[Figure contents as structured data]
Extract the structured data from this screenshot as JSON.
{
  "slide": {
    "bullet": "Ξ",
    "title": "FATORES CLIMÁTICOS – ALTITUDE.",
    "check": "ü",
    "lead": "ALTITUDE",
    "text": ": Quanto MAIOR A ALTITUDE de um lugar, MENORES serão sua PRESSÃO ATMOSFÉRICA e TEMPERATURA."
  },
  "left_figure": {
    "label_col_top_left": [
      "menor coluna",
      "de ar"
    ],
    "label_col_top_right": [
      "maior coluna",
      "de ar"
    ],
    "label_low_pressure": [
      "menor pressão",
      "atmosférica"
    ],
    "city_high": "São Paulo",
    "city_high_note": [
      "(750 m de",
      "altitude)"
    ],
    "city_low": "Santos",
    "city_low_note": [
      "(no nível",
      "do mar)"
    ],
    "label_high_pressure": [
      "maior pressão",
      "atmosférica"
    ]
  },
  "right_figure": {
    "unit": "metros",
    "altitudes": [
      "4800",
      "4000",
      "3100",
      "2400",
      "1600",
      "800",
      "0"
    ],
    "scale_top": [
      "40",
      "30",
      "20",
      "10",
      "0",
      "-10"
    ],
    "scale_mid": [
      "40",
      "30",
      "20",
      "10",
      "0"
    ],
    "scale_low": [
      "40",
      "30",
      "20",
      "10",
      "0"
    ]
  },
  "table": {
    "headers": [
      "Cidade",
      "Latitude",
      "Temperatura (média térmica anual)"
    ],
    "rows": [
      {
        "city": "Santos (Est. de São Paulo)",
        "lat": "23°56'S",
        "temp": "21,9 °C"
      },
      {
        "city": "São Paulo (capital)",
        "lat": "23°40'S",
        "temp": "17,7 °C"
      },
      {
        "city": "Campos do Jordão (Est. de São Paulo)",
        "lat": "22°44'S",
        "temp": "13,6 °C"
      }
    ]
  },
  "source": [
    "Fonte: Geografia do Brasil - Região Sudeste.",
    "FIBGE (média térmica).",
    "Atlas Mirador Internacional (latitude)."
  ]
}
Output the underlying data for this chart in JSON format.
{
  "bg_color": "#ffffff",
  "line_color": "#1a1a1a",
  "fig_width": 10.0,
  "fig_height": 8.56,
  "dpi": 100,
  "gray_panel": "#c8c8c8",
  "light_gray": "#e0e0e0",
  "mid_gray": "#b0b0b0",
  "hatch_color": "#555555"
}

* [EXERCISE DETAILS]:
Check each line in the listing above for the string "térmica", then report how many lines contain it, with no other text.

* [RIGHT ANSWER]:
2